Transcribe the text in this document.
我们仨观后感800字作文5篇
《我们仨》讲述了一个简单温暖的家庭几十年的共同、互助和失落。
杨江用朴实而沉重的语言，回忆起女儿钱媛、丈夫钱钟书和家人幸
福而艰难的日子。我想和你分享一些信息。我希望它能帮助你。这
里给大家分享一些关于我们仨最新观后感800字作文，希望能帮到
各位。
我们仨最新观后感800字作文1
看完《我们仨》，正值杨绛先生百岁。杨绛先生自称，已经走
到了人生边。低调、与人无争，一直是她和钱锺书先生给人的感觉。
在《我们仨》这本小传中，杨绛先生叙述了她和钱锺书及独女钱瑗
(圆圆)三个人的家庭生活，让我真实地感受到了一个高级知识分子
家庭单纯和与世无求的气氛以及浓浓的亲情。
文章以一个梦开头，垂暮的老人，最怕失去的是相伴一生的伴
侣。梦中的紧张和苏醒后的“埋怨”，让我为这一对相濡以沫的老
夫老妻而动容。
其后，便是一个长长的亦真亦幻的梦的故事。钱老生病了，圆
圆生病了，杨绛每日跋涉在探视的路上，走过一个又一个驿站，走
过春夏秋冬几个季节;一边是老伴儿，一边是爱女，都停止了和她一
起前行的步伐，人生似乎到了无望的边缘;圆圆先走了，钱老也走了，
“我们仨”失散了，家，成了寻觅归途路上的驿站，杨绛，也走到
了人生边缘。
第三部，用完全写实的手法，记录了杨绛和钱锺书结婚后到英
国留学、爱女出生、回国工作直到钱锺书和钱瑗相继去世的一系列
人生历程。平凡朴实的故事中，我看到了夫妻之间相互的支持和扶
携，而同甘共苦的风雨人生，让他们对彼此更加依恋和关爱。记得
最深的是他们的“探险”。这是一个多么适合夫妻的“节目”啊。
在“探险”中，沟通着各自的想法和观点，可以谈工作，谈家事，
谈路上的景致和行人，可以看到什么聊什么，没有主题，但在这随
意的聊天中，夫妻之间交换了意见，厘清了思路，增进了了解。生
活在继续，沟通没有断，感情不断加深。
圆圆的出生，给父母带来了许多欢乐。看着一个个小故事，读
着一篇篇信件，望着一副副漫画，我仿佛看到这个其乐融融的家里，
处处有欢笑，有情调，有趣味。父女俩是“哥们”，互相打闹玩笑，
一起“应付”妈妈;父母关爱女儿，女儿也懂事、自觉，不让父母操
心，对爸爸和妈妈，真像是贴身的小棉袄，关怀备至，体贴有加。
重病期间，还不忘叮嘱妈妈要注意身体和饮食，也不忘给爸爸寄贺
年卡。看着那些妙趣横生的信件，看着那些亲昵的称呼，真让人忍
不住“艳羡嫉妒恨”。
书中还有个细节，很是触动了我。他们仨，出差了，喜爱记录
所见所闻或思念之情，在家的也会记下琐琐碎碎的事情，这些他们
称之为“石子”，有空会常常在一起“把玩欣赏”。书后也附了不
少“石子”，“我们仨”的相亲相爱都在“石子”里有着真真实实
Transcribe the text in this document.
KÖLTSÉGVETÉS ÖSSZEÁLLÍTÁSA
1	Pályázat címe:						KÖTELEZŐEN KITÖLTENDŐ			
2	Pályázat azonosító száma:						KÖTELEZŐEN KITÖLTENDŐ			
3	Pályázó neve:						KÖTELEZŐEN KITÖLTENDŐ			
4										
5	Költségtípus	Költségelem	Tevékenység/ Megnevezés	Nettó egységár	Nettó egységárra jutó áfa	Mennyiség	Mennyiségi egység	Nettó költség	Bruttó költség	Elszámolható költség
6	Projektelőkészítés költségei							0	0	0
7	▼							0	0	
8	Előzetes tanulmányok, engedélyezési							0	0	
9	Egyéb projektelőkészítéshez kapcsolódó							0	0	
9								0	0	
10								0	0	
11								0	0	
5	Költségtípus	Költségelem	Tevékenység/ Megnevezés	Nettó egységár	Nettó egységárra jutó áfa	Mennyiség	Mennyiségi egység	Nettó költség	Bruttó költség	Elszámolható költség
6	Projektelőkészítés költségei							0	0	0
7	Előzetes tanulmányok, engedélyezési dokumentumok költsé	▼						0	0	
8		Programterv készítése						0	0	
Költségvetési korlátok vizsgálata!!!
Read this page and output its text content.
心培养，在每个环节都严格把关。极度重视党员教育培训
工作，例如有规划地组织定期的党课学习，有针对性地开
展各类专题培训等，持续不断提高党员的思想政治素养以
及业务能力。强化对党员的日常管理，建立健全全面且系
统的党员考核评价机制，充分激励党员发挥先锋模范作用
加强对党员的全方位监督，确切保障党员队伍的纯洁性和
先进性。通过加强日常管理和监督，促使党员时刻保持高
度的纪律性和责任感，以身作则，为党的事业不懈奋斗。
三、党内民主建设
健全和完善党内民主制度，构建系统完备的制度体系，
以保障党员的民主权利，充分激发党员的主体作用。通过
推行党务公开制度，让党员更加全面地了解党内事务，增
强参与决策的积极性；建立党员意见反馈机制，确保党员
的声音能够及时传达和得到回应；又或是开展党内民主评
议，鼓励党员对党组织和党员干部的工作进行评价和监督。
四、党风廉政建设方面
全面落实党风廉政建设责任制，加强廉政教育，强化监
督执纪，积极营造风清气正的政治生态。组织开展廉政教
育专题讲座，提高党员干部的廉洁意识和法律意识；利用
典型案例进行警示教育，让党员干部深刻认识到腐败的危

● **TASK GOAL**:
All of the data needs to be reproduced exactly, with no line missing.

● **EXPECTED ANSWER**:
Transcribe the text in this document.
我们仨观后感800字作文5篇
《我们仨》讲述了一个简单温暖的家庭几十年的共同、互助和失落。
杨江用朴实而沉重的语言，回忆起女儿钱媛、丈夫钱钟书和家人幸
福而艰难的日子。我想和你分享一些信息。我希望它能帮助你。这
里给大家分享一些关于我们仨最新观后感800字作文，希望能帮到
各位。
我们仨最新观后感800字作文1
看完《我们仨》，正值杨绛先生百岁。杨绛先生自称，已经走
到了人生边。低调、与人无争，一直是她和钱锺书先生给人的感觉。
在《我们仨》这本小传中，杨绛先生叙述了她和钱锺书及独女钱瑗
(圆圆)三个人的家庭生活，让我真实地感受到了一个高级知识分子
家庭单纯和与世无求的气氛以及浓浓的亲情。
文章以一个梦开头，垂暮的老人，最怕失去的是相伴一生的伴
侣。梦中的紧张和苏醒后的“埋怨”，让我为这一对相濡以沫的老
夫老妻而动容。
其后，便是一个长长的亦真亦幻的梦的故事。钱老生病了，圆
圆生病了，杨绛每日跋涉在探视的路上，走过一个又一个驿站，走
过春夏秋冬几个季节;一边是老伴儿，一边是爱女，都停止了和她一
起前行的步伐，人生似乎到了无望的边缘;圆圆先走了，钱老也走了，
“我们仨”失散了，家，成了寻觅归途路上的驿站，杨绛，也走到
了人生边缘。
第三部，用完全写实的手法，记录了杨绛和钱锺书结婚后到英
国留学、爱女出生、回国工作直到钱锺书和钱瑗相继去世的一系列
人生历程。平凡朴实的故事中，我看到了夫妻之间相互的支持和扶
携，而同甘共苦的风雨人生，让他们对彼此更加依恋和关爱。记得
最深的是他们的“探险”。这是一个多么适合夫妻的“节目”啊。
在“探险”中，沟通着各自的想法和观点，可以谈工作，谈家事，
谈路上的景致和行人，可以看到什么聊什么，没有主题，但在这随
意的聊天中，夫妻之间交换了意见，厘清了思路，增进了了解。生
活在继续，沟通没有断，感情不断加深。
圆圆的出生，给父母带来了许多欢乐。看着一个个小故事，读
着一篇篇信件，望着一副副漫画，我仿佛看到这个其乐融融的家里，
处处有欢笑，有情调，有趣味。父女俩是“哥们”，互相打闹玩笑，
一起“应付”妈妈;父母关爱女儿，女儿也懂事、自觉，不让父母操
心，对爸爸和妈妈，真像是贴身的小棉袄，关怀备至，体贴有加。
重病期间，还不忘叮嘱妈妈要注意身体和饮食，也不忘给爸爸寄贺
年卡。看着那些妙趣横生的信件，看着那些亲昵的称呼，真让人忍
不住“艳羡嫉妒恨”。
书中还有个细节，很是触动了我。他们仨，出差了，喜爱记录
所见所闻或思念之情，在家的也会记下琐琐碎碎的事情，这些他们
称之为“石子”，有空会常常在一起“把玩欣赏”。书后也附了不
少“石子”，“我们仨”的相亲相爱都在“石子”里有着真真实实
Transcribe the text in this document.
KÖLTSÉGVETÉS ÖSSZEÁLLÍTÁSA
1	Pályázat címe:						KÖTELEZŐEN KITÖLTENDŐ			
2	Pályázat azonosító száma:						KÖTELEZŐEN KITÖLTENDŐ			
3	Pályázó neve:						KÖTELEZŐEN KITÖLTENDŐ			
4										
5	Költségtípus	Költségelem	Tevékenység/ Megnevezés	Nettó egységár	Nettó egységárra jutó áfa	Mennyiség	Mennyiségi egység	Nettó költség	Bruttó költség	Elszámolható költség
6	Projektelőkészítés költségei							0	0	0
7	▼							0	0	
8	Előzetes tanulmányok, engedélyezési							0	0	
9	Egyéb projektelőkészítéshez kapcsolódó							0	0	
9								0	0	
10								0	0	
11								0	0	
5	Költségtípus	Költségelem	Tevékenység/ Megnevezés	Nettó egységár	Nettó egységárra jutó áfa	Mennyiség	Mennyiségi egység	Nettó költség	Bruttó költség	Elszámolható költség
6	Projektelőkészítés költségei							0	0	0
7	Előzetes tanulmányok, engedélyezési dokumentumok költsé	▼						0	0	
8		Programterv készítése						0	0	
Költségvetési korlátok vizsgálata!!!
Read this page and output its text content.
心培养，在每个环节都严格把关。极度重视党员教育培训
工作，例如有规划地组织定期的党课学习，有针对性地开
展各类专题培训等，持续不断提高党员的思想政治素养以
及业务能力。强化对党员的日常管理，建立健全全面且系
统的党员考核评价机制，充分激励党员发挥先锋模范作用
加强对党员的全方位监督，确切保障党员队伍的纯洁性和
先进性。通过加强日常管理和监督，促使党员时刻保持高
度的纪律性和责任感，以身作则，为党的事业不懈奋斗。
三、党内民主建设
健全和完善党内民主制度，构建系统完备的制度体系，
以保障党员的民主权利，充分激发党员的主体作用。通过
推行党务公开制度，让党员更加全面地了解党内事务，增
强参与决策的积极性；建立党员意见反馈机制，确保党员
的声音能够及时传达和得到回应；又或是开展党内民主评
议，鼓励党员对党组织和党员干部的工作进行评价和监督。
四、党风廉政建设方面
全面落实党风廉政建设责任制，加强廉政教育，强化监
督执纪，积极营造风清气正的政治生态。组织开展廉政教
育专题讲座，提高党员干部的廉洁意识和法律意识；利用
典型案例进行警示教育，让党员干部深刻认识到腐败的危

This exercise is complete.